TASK OBJECTIVE
Copy out all the entries word for word.

DATA PROVIDED

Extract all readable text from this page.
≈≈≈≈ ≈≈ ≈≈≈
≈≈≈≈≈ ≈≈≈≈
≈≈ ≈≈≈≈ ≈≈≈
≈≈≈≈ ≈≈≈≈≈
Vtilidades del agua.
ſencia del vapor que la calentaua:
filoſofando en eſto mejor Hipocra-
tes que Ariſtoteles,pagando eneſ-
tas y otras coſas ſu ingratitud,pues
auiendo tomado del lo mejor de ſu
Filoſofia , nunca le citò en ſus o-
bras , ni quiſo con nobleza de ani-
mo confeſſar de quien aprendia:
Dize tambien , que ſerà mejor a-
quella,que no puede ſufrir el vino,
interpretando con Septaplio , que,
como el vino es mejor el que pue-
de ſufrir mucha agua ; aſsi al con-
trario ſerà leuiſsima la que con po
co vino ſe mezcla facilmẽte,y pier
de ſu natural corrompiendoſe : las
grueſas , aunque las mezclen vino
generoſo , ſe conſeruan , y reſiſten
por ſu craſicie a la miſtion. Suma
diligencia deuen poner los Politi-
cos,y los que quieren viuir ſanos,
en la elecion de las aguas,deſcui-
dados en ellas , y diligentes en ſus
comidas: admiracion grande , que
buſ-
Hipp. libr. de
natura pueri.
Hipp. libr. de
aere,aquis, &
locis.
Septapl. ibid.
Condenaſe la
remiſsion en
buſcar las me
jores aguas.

SOLUTION TO THIS PROBLEM
Extract all readable text from this page.
≈≈≈≈ ≈≈ ≈≈≈
≈≈≈≈≈ ≈≈≈≈
≈≈ ≈≈≈≈ ≈≈≈
≈≈≈≈ ≈≈≈≈≈
Vtilidades del agua.
ſencia del vapor que la calentaua:
filoſofando en eſto mejor Hipocra-
tes que Ariſtoteles,pagando eneſ-
tas y otras coſas ſu ingratitud,pues
auiendo tomado del lo mejor de ſu
Filoſofia , nunca le citò en ſus o-
bras , ni quiſo con nobleza de ani-
mo confeſſar de quien aprendia:
Dize tambien , que ſerà mejor a-
quella,que no puede ſufrir el vino,
interpretando con Septaplio , que,
como el vino es mejor el que pue-
de ſufrir mucha agua ; aſsi al con-
trario ſerà leuiſsima la que con po
co vino ſe mezcla facilmẽte,y pier
de ſu natural corrompiendoſe : las
grueſas , aunque las mezclen vino
generoſo , ſe conſeruan , y reſiſten
por ſu craſicie a la miſtion. Suma
diligencia deuen poner los Politi-
cos,y los que quieren viuir ſanos,
en la elecion de las aguas,deſcui-
dados en ellas , y diligentes en ſus
comidas: admiracion grande , que
buſ-
Hipp. libr. de
natura pueri.
Hipp. libr. de
aere,aquis, &
locis.
Septapl. ibid.
Condenaſe la
remiſsion en
buſcar las me
jores aguas.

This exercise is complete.